Begin INPUT

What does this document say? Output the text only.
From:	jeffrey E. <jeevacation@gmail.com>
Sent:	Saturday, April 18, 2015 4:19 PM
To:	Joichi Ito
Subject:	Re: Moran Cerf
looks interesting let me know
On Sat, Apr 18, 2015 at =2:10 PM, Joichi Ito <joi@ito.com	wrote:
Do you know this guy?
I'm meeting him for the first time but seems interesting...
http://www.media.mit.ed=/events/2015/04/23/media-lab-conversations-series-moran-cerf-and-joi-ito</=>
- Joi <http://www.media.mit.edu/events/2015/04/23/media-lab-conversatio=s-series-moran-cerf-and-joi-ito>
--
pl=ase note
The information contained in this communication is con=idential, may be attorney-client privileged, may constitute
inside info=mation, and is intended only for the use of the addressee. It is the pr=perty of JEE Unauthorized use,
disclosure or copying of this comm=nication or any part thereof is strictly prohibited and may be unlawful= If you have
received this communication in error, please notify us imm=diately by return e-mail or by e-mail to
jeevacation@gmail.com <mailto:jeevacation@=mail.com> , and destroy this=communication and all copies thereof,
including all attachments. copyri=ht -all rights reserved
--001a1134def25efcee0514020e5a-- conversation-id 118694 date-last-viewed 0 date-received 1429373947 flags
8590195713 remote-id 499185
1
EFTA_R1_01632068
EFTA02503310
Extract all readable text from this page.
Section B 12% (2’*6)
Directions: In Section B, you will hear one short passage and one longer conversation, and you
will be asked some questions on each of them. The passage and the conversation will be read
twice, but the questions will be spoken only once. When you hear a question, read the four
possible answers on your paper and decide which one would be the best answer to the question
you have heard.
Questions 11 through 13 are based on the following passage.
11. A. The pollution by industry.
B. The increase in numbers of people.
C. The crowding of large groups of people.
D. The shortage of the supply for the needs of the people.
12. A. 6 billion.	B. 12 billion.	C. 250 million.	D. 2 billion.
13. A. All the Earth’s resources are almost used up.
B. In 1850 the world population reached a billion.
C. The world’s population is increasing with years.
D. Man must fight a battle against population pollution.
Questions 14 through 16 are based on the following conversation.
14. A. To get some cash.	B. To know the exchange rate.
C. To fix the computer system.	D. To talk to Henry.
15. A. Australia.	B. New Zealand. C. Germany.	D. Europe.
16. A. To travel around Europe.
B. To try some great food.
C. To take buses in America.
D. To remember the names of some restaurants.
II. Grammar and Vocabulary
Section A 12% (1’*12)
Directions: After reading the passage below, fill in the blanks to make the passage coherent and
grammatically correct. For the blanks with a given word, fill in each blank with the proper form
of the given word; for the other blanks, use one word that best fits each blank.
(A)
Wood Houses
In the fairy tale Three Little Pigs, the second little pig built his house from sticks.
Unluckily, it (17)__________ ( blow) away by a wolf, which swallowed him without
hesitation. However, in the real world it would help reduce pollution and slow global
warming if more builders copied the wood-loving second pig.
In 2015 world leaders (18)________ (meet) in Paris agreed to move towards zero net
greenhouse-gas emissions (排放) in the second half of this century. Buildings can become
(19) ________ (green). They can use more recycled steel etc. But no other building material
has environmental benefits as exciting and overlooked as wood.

End INPUT

Return all of the entries exactly as they were supplied.

**ANSWER IN FULL:**
What does this document say? Output the text only.
From:	jeffrey E. <jeevacation@gmail.com>
Sent:	Saturday, April 18, 2015 4:19 PM
To:	Joichi Ito
Subject:	Re: Moran Cerf
looks interesting let me know
On Sat, Apr 18, 2015 at =2:10 PM, Joichi Ito <joi@ito.com	wrote:
Do you know this guy?
I'm meeting him for the first time but seems interesting...
http://www.media.mit.ed=/events/2015/04/23/media-lab-conversations-series-moran-cerf-and-joi-ito</=>
- Joi <http://www.media.mit.edu/events/2015/04/23/media-lab-conversatio=s-series-moran-cerf-and-joi-ito>
--
pl=ase note
The information contained in this communication is con=idential, may be attorney-client privileged, may constitute
inside info=mation, and is intended only for the use of the addressee. It is the pr=perty of JEE Unauthorized use,
disclosure or copying of this comm=nication or any part thereof is strictly prohibited and may be unlawful= If you have
received this communication in error, please notify us imm=diately by return e-mail or by e-mail to
jeevacation@gmail.com <mailto:jeevacation@=mail.com> , and destroy this=communication and all copies thereof,
including all attachments. copyri=ht -all rights reserved
--001a1134def25efcee0514020e5a-- conversation-id 118694 date-last-viewed 0 date-received 1429373947 flags
8590195713 remote-id 499185
1
EFTA_R1_01632068
EFTA02503310
Extract all readable text from this page.
Section B 12% (2’*6)
Directions: In Section B, you will hear one short passage and one longer conversation, and you
will be asked some questions on each of them. The passage and the conversation will be read
twice, but the questions will be spoken only once. When you hear a question, read the four
possible answers on your paper and decide which one would be the best answer to the question
you have heard.
Questions 11 through 13 are based on the following passage.
11. A. The pollution by industry.
B. The increase in numbers of people.
C. The crowding of large groups of people.
D. The shortage of the supply for the needs of the people.
12. A. 6 billion.	B. 12 billion.	C. 250 million.	D. 2 billion.
13. A. All the Earth’s resources are almost used up.
B. In 1850 the world population reached a billion.
C. The world’s population is increasing with years.
D. Man must fight a battle against population pollution.
Questions 14 through 16 are based on the following conversation.
14. A. To get some cash.	B. To know the exchange rate.
C. To fix the computer system.	D. To talk to Henry.
15. A. Australia.	B. New Zealand. C. Germany.	D. Europe.
16. A. To travel around Europe.
B. To try some great food.
C. To take buses in America.
D. To remember the names of some restaurants.
II. Grammar and Vocabulary
Section A 12% (1’*12)
Directions: After reading the passage below, fill in the blanks to make the passage coherent and
grammatically correct. For the blanks with a given word, fill in each blank with the proper form
of the given word; for the other blanks, use one word that best fits each blank.
(A)
Wood Houses
In the fairy tale Three Little Pigs, the second little pig built his house from sticks.
Unluckily, it (17)__________ ( blow) away by a wolf, which swallowed him without
hesitation. However, in the real world it would help reduce pollution and slow global
warming if more builders copied the wood-loving second pig.
In 2015 world leaders (18)________ (meet) in Paris agreed to move towards zero net
greenhouse-gas emissions (排放) in the second half of this century. Buildings can become
(19) ________ (green). They can use more recycled steel etc. But no other building material
has environmental benefits as exciting and overlooked as wood.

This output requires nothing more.